**TASK MATERIAL**
══════
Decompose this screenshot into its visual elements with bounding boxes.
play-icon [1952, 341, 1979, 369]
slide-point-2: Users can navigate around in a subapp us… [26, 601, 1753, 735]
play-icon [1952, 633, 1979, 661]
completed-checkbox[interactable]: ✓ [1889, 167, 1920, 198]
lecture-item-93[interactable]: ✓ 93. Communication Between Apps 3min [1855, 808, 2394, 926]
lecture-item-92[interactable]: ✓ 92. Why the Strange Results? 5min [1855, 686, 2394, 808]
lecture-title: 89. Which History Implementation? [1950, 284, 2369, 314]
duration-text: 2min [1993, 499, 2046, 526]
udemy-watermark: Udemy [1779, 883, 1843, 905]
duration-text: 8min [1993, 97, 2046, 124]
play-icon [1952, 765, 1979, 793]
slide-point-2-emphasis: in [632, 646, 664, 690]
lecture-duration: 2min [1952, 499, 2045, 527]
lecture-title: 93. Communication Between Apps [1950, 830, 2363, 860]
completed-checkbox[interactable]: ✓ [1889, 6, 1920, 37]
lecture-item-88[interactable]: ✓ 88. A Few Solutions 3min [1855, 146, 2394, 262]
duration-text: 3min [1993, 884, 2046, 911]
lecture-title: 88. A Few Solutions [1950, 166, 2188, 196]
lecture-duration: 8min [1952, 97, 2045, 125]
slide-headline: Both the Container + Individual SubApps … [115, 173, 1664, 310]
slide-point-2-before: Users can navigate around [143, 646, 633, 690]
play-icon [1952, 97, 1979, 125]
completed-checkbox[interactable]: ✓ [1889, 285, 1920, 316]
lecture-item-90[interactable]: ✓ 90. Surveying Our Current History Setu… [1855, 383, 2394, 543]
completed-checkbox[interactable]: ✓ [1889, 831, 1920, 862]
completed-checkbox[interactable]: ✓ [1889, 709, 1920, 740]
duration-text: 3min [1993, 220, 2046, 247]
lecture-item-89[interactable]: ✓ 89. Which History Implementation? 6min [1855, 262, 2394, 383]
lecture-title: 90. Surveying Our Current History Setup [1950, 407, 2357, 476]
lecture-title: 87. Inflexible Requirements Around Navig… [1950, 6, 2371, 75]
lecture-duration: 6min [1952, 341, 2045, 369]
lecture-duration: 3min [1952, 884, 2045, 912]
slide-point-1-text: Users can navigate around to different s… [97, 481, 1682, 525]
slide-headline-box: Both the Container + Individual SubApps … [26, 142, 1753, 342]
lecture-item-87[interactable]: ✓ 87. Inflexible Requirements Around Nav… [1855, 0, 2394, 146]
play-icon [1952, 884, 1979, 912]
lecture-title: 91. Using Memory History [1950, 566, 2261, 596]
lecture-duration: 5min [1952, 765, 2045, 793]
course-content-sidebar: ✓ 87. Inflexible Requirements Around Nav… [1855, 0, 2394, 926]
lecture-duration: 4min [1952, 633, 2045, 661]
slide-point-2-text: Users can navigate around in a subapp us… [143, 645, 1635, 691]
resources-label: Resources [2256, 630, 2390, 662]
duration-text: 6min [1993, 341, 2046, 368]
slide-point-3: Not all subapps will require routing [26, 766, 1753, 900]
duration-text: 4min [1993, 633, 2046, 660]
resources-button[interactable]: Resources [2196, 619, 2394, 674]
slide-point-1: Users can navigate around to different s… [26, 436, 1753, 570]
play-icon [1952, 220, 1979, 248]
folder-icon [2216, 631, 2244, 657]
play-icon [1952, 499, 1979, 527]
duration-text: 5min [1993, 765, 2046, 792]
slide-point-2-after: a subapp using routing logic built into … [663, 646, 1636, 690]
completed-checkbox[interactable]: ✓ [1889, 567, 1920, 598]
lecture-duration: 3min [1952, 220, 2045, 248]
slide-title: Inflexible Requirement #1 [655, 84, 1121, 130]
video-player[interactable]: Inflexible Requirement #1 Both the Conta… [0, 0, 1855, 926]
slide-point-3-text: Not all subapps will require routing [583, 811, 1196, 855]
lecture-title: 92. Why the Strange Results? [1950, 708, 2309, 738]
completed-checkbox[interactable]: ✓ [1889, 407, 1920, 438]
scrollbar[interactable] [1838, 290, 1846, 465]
══════
**WHAT IS REQUIRED**
Can you write out the data word for word, from its first line through the line containing "lecture-duration: 3min [1952, 884, 2045, 912]", including both?

**REPLY TO THE TASK**
Decompose this screenshot into its visual elements with bounding boxes.
play-icon [1952, 341, 1979, 369]
slide-point-2: Users can navigate around in a subapp us… [26, 601, 1753, 735]
play-icon [1952, 633, 1979, 661]
completed-checkbox[interactable]: ✓ [1889, 167, 1920, 198]
lecture-item-93[interactable]: ✓ 93. Communication Between Apps 3min [1855, 808, 2394, 926]
lecture-item-92[interactable]: ✓ 92. Why the Strange Results? 5min [1855, 686, 2394, 808]
lecture-title: 89. Which History Implementation? [1950, 284, 2369, 314]
duration-text: 2min [1993, 499, 2046, 526]
udemy-watermark: Udemy [1779, 883, 1843, 905]
duration-text: 8min [1993, 97, 2046, 124]
play-icon [1952, 765, 1979, 793]
slide-point-2-emphasis: in [632, 646, 664, 690]
lecture-duration: 2min [1952, 499, 2045, 527]
lecture-title: 93. Communication Between Apps [1950, 830, 2363, 860]
completed-checkbox[interactable]: ✓ [1889, 6, 1920, 37]
lecture-item-88[interactable]: ✓ 88. A Few Solutions 3min [1855, 146, 2394, 262]
duration-text: 3min [1993, 884, 2046, 911]
lecture-title: 88. A Few Solutions [1950, 166, 2188, 196]
lecture-duration: 8min [1952, 97, 2045, 125]
slide-headline: Both the Container + Individual SubApps … [115, 173, 1664, 310]
slide-point-2-before: Users can navigate around [143, 646, 633, 690]
play-icon [1952, 97, 1979, 125]
completed-checkbox[interactable]: ✓ [1889, 285, 1920, 316]
lecture-item-90[interactable]: ✓ 90. Surveying Our Current History Setu… [1855, 383, 2394, 543]
completed-checkbox[interactable]: ✓ [1889, 831, 1920, 862]
completed-checkbox[interactable]: ✓ [1889, 709, 1920, 740]
duration-text: 3min [1993, 220, 2046, 247]
lecture-item-89[interactable]: ✓ 89. Which History Implementation? 6min [1855, 262, 2394, 383]
lecture-title: 90. Surveying Our Current History Setup [1950, 407, 2357, 476]
lecture-title: 87. Inflexible Requirements Around Navig… [1950, 6, 2371, 75]
lecture-duration: 6min [1952, 341, 2045, 369]
lecture-duration: 3min [1952, 884, 2045, 912]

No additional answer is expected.